Extracted data
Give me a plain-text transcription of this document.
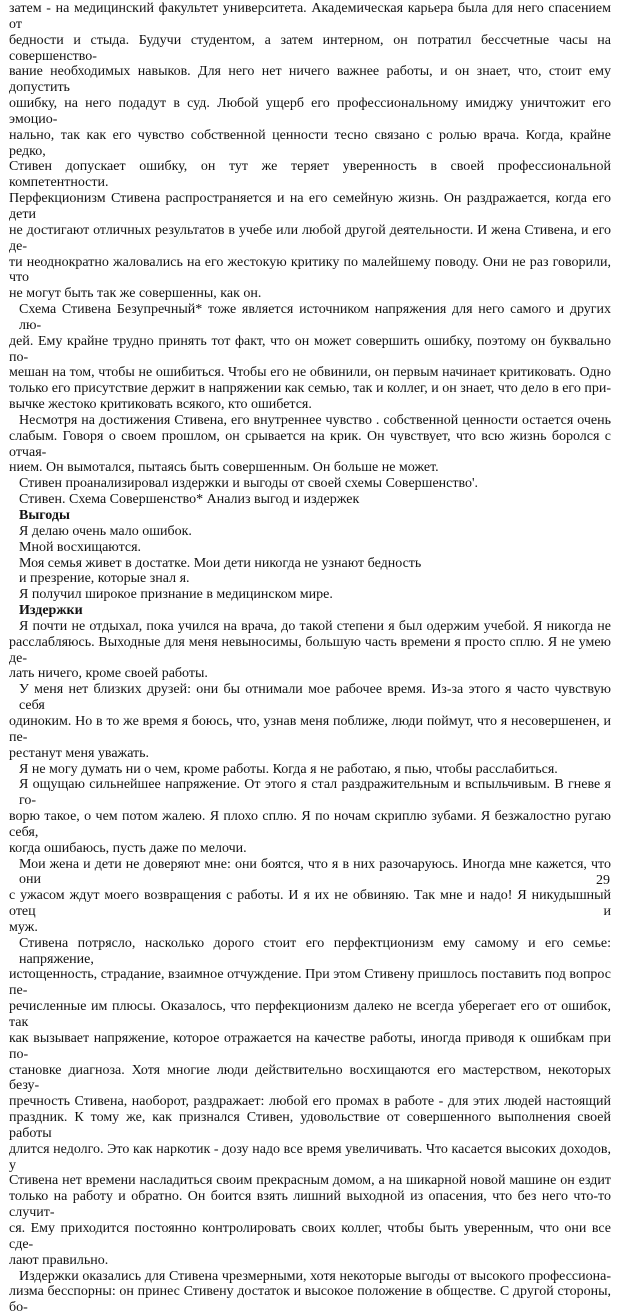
затем - на медицинский факультет университета. Академическая карьера была для него спасением от
бедности и стыда. Будучи студентом, а затем интерном, он потратил бессчетные часы на совершенство-
вание необходимых навыков. Для него нет ничего важнее работы, и он знает, что, стоит ему допустить
ошибку, на него подадут в суд. Любой ущерб его профессиональному имиджу уничтожит его эмоцио-
нально, так как его чувство собственной ценности тесно связано с ролью врача. Когда, крайне редко,
Стивен допускает ошибку, он тут же теряет уверенность в своей профессиональной компетентности.
Перфекционизм Стивена распространяется и на его семейную жизнь. Он раздражается, когда его дети
не достигают отличных результатов в учебе или любой другой деятельности. И жена Стивена, и его де-
ти неоднократно жаловались на его жестокую критику по малейшему поводу. Они не раз говорили, что
не могут быть так же совершенны, как он.
Схема Стивена Безупречный* тоже является источником напряжения для него самого и других лю-
дей. Ему крайне трудно принять тот факт, что он может совершить ошибку, поэтому он буквально по-
мешан на том, чтобы не ошибиться. Чтобы его не обвинили, он первым начинает критиковать. Одно
только его присутствие держит в напряжении как семью, так и коллег, и он знает, что дело в его при-
вычке жестоко критиковать всякого, кто ошибется.
Несмотря на достижения Стивена, его внутреннее чувство . собственной ценности остается очень
слабым. Говоря о своем прошлом, он срывается на крик. Он чувствует, что всю жизнь боролся с отчая-
нием. Он вымотался, пытаясь быть совершенным. Он больше не может.
Стивен проанализировал издержки и выгоды от своей схемы Совершенство'.
Стивен. Схема Совершенство* Анализ выгод и издержек
Выгоды
Я делаю очень мало ошибок.
Мной восхищаются.
Моя семья живет в достатке. Мои дети никогда не узнают бедность
и презрение, которые знал я.
Я получил широкое признание в медицинском мире.
Издержки
Я почти не отдыхал, пока учился на врача, до такой степени я был одержим учебой. Я никогда не
расслабляюсь. Выходные для меня невыносимы, большую часть времени я просто сплю. Я не умею де-
лать ничего, кроме своей работы.
У меня нет близких друзей: они бы отнимали мое рабочее время. Из-за этого я часто чувствую себя
одиноким. Но в то же время я боюсь, что, узнав меня поближе, люди поймут, что я несовершенен, и пе-
рестанут меня уважать.
Я не могу думать ни о чем, кроме работы. Когда я не работаю, я пью, чтобы расслабиться.
Я ощущаю сильнейшее напряжение. От этого я стал раздражительным и вспыльчивым. В гневе я го-
ворю такое, о чем потом жалею. Я плохо сплю. Я по ночам скриплю зубами. Я безжалостно ругаю себя,
когда ошибаюсь, пусть даже по мелочи.
Мои жена и дети не доверяют мне: они боятся, что я в них разочаруюсь. Иногда мне кажется, что они
с ужасом ждут моего возвращения с работы. И я их не обвиняю. Так мне и надо! Я никудышный отец и
муж.
Стивена потрясло, насколько дорого стоит его перфектционизм ему самому и его семье: напряжение,
истощенность, страдание, взаимное отчуждение. При этом Стивену пришлось поставить под вопрос пе-
речисленные им плюсы. Оказалось, что перфекционизм далеко не всегда уберегает его от ошибок, так
как вызывает напряжение, которое отражается на качестве работы, иногда приводя к ошибкам при по-
становке диагноза. Хотя многие люди действительно восхищаются его мастерством, некоторых безу-
пречность Стивена, наоборот, раздражает: любой его промах в работе - для этих людей настоящий
праздник. К тому же, как признался Стивен, удовольствие от совершенного выполнения своей работы
длится недолго. Это как наркотик - дозу надо все время увеличивать. Что касается высоких доходов, у
Стивена нет времени насладиться своим прекрасным домом, а на шикарной новой машине он ездит
только на работу и обратно. Он боится взять лишний выходной из опасения, что без него что-то случит-
ся. Ему приходится постоянно контролировать своих коллег, чтобы быть уверенным, что они все сде-
лают правильно.
Издержки оказались для Стивена чрезмерными, хотя некоторые выгоды от высокого профессиона-
лизма бесспорны: он принес Стивену достаток и высокое положение в обществе. С другой стороны, бо-
29
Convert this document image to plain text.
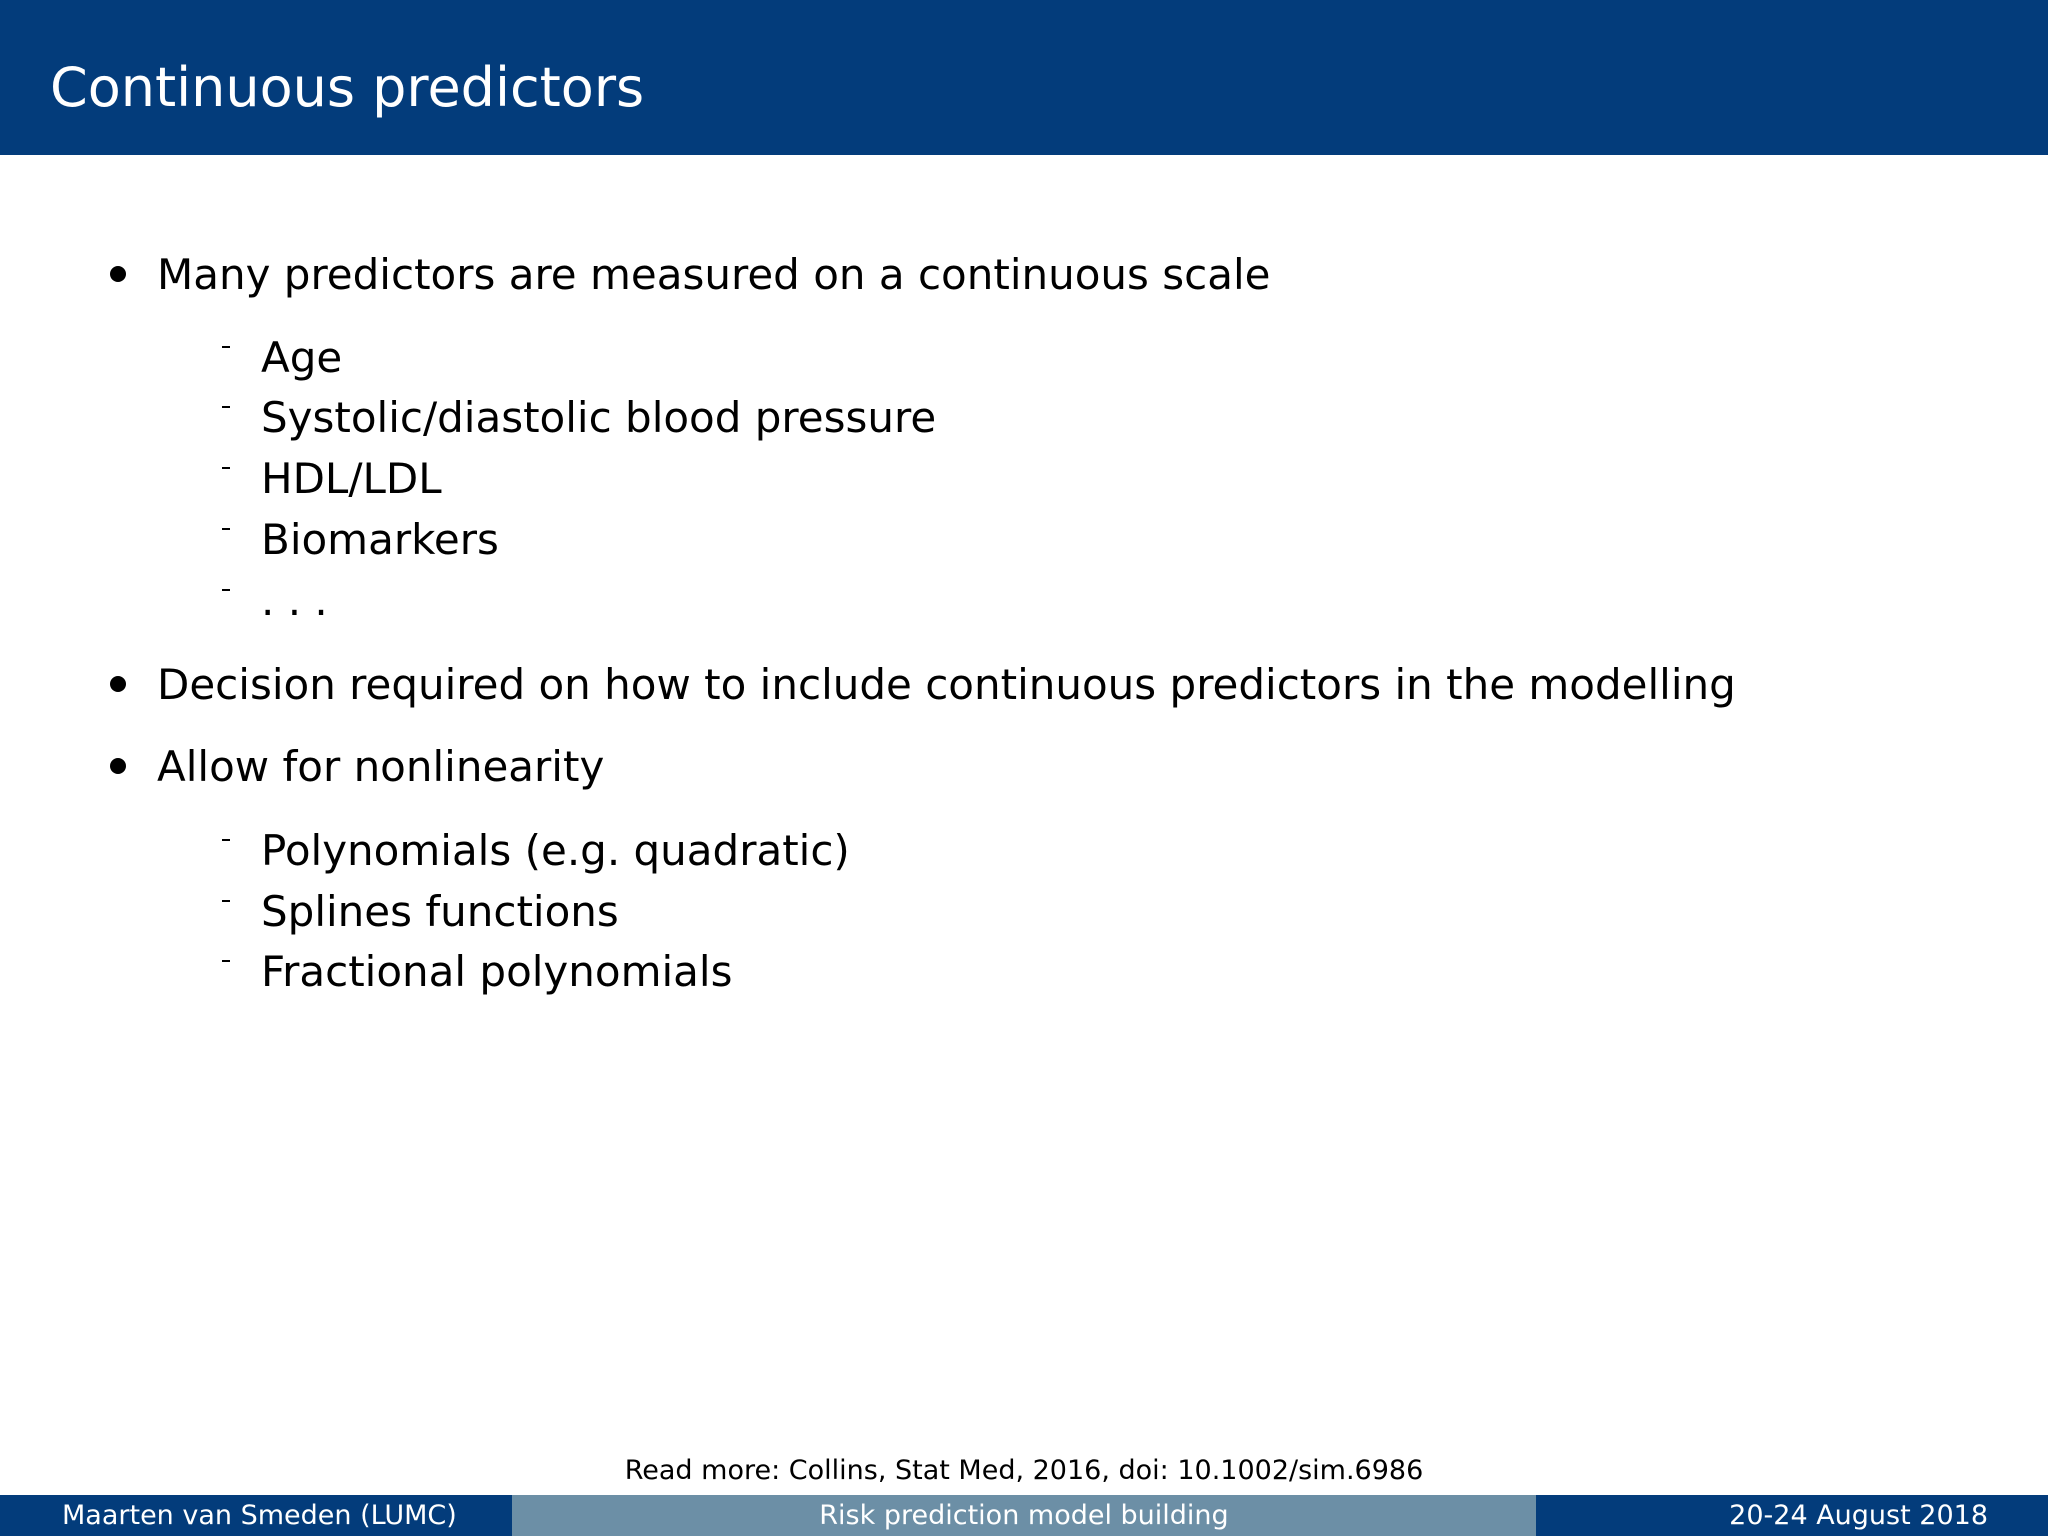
Continuous predictors
Many predictors are measured on a continuous scale
Age
Systolic/diastolic blood pressure
HDL/LDL
Biomarkers
. . .
Decision required on how to include continuous predictors in the modelling
Allow for nonlinearity
Polynomials (e.g. quadratic)
Splines functions
Fractional polynomials
Read more: Collins, Stat Med, 2016, doi: 10.1002/sim.6986
Maarten van Smeden (LUMC)	Risk prediction model building	20-24 August 2018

What to work on
Copy each line of the listing that holds the word "Схема".

Right answer
Схема Стивена Безупречный* тоже является источником напряжения для него самого и других лю-
Стивен. Схема Совершенство* Анализ выгод и издержек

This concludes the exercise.